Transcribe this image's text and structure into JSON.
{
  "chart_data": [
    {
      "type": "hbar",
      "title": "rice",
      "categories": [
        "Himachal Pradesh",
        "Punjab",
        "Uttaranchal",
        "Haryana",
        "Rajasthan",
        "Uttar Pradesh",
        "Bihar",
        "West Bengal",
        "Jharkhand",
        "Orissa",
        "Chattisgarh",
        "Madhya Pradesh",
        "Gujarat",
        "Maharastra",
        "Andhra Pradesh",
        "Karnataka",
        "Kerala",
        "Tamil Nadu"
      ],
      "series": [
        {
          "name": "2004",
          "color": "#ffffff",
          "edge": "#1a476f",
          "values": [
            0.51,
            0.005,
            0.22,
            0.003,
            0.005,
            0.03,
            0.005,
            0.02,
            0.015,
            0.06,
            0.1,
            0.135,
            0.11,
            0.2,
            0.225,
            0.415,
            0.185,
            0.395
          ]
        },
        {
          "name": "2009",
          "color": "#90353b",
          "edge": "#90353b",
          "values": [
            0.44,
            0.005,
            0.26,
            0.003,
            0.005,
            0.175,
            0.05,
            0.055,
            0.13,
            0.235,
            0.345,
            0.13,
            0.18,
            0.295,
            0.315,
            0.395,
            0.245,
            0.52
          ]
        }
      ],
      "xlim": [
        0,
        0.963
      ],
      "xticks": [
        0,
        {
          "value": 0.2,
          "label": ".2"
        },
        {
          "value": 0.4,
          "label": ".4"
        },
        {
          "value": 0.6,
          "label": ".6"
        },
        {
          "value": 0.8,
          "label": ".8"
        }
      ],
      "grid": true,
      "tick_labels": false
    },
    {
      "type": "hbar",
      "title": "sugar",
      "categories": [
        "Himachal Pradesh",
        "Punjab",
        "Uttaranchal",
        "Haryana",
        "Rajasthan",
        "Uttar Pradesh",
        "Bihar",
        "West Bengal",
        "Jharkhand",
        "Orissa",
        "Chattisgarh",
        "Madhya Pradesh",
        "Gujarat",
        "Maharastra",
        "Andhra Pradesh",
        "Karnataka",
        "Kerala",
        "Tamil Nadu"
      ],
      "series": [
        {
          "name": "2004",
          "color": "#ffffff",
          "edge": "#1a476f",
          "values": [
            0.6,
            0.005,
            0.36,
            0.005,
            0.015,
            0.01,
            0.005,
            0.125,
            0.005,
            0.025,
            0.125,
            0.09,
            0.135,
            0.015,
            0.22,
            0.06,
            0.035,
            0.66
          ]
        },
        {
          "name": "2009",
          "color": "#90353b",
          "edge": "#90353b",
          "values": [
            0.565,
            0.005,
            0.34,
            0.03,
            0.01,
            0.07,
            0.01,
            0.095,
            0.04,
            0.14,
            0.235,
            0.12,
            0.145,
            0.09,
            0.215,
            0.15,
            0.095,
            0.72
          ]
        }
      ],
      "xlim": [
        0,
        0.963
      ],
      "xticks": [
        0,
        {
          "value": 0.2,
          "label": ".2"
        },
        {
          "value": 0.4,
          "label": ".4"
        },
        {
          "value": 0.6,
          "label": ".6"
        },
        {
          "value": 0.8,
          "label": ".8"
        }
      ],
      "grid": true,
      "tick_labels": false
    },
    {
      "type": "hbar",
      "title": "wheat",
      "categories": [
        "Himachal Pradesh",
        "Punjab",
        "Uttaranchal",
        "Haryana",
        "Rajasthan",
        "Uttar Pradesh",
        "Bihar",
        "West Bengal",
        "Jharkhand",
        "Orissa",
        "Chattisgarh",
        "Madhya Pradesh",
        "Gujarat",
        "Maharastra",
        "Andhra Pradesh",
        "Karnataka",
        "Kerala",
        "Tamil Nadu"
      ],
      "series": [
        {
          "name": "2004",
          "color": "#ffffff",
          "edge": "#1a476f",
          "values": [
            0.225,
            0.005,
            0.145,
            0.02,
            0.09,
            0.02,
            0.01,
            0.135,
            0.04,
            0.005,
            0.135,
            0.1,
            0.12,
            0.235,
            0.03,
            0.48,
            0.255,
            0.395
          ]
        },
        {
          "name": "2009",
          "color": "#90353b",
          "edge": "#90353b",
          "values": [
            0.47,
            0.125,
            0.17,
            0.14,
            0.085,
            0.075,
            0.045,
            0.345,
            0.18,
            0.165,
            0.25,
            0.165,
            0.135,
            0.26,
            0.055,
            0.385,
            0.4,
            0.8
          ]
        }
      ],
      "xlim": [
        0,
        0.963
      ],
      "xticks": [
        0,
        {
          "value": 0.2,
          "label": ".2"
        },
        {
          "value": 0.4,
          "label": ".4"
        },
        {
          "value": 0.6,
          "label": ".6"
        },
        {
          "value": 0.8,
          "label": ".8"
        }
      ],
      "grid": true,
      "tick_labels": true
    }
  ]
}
━━━━━━━━━━━━━━━━━━━━
Extract each line of the listing above, copying it word for word.

- _SOLUTION TO THIS PROBLEM_
Transcribe this image's text and structure into JSON.
{
  "chart_data": [
    {
      "type": "hbar",
      "title": "rice",
      "categories": [
        "Himachal Pradesh",
        "Punjab",
        "Uttaranchal",
        "Haryana",
        "Rajasthan",
        "Uttar Pradesh",
        "Bihar",
        "West Bengal",
        "Jharkhand",
        "Orissa",
        "Chattisgarh",
        "Madhya Pradesh",
        "Gujarat",
        "Maharastra",
        "Andhra Pradesh",
        "Karnataka",
        "Kerala",
        "Tamil Nadu"
      ],
      "series": [
        {
          "name": "2004",
          "color": "#ffffff",
          "edge": "#1a476f",
          "values": [
            0.51,
            0.005,
            0.22,
            0.003,
            0.005,
            0.03,
            0.005,
            0.02,
            0.015,
            0.06,
            0.1,
            0.135,
            0.11,
            0.2,
            0.225,
            0.415,
            0.185,
            0.395
          ]
        },
        {
          "name": "2009",
          "color": "#90353b",
          "edge": "#90353b",
          "values": [
            0.44,
            0.005,
            0.26,
            0.003,
            0.005,
            0.175,
            0.05,
            0.055,
            0.13,
            0.235,
            0.345,
            0.13,
            0.18,
            0.295,
            0.315,
            0.395,
            0.245,
            0.52
          ]
        }
      ],
      "xlim": [
        0,
        0.963
      ],
      "xticks": [
        0,
        {
          "value": 0.2,
          "label": ".2"
        },
        {
          "value": 0.4,
          "label": ".4"
        },
        {
          "value": 0.6,
          "label": ".6"
        },
        {
          "value": 0.8,
          "label": ".8"
        }
      ],
      "grid": true,
      "tick_labels": false
    },
    {
      "type": "hbar",
      "title": "sugar",
      "categories": [
        "Himachal Pradesh",
        "Punjab",
        "Uttaranchal",
        "Haryana",
        "Rajasthan",
        "Uttar Pradesh",
        "Bihar",
        "West Bengal",
        "Jharkhand",
        "Orissa",
        "Chattisgarh",
        "Madhya Pradesh",
        "Gujarat",
        "Maharastra",
        "Andhra Pradesh",
        "Karnataka",
        "Kerala",
        "Tamil Nadu"
      ],
      "series": [
        {
          "name": "2004",
          "color": "#ffffff",
          "edge": "#1a476f",
          "values": [
            0.6,
            0.005,
            0.36,
            0.005,
            0.015,
            0.01,
            0.005,
            0.125,
            0.005,
            0.025,
            0.125,
            0.09,
            0.135,
            0.015,
            0.22,
            0.06,
            0.035,
            0.66
          ]
        },
        {
          "name": "2009",
          "color": "#90353b",
          "edge": "#90353b",
          "values": [
            0.565,
            0.005,
            0.34,
            0.03,
            0.01,
            0.07,
            0.01,
            0.095,
            0.04,
            0.14,
            0.235,
            0.12,
            0.145,
            0.09,
            0.215,
            0.15,
            0.095,
            0.72
          ]
        }
      ],
      "xlim": [
        0,
        0.963
      ],
      "xticks": [
        0,
        {
          "value": 0.2,
          "label": ".2"
        },
        {
          "value": 0.4,
          "label": ".4"
        },
        {
          "value": 0.6,
          "label": ".6"
        },
        {
          "value": 0.8,
          "label": ".8"
        }
      ],
      "grid": true,
      "tick_labels": false
    },
    {
      "type": "hbar",
      "title": "wheat",
      "categories": [
        "Himachal Pradesh",
        "Punjab",
        "Uttaranchal",
        "Haryana",
        "Rajasthan",
        "Uttar Pradesh",
        "Bihar",
        "West Bengal",
        "Jharkhand",
        "Orissa",
        "Chattisgarh",
        "Madhya Pradesh",
        "Gujarat",
        "Maharastra",
        "Andhra Pradesh",
        "Karnataka",
        "Kerala",
        "Tamil Nadu"
      ],
      "series": [
        {
          "name": "2004",
          "color": "#ffffff",
          "edge": "#1a476f",
          "values": [
            0.225,
            0.005,
            0.145,
            0.02,
            0.09,
            0.02,
            0.01,
            0.135,
            0.04,
            0.005,
            0.135,
            0.1,
            0.12,
            0.235,
            0.03,
            0.48,
            0.255,
            0.395
          ]
        },
        {
          "name": "2009",
          "color": "#90353b",
          "edge": "#90353b",
          "values": [
            0.47,
            0.125,
            0.17,
            0.14,
            0.085,
            0.075,
            0.045,
            0.345,
            0.18,
            0.165,
            0.25,
            0.165,
            0.135,
            0.26,
            0.055,
            0.385,
            0.4,
            0.8
          ]
        }
      ],
      "xlim": [
        0,
        0.963
      ],
      "xticks": [
        0,
        {
          "value": 0.2,
          "label": ".2"
        },
        {
          "value": 0.4,
          "label": ".4"
        },
        {
          "value": 0.6,
          "label": ".6"
        },
        {
          "value": 0.8,
          "label": ".8"
        }
      ],
      "grid": true,
      "tick_labels": true
    }
  ]
}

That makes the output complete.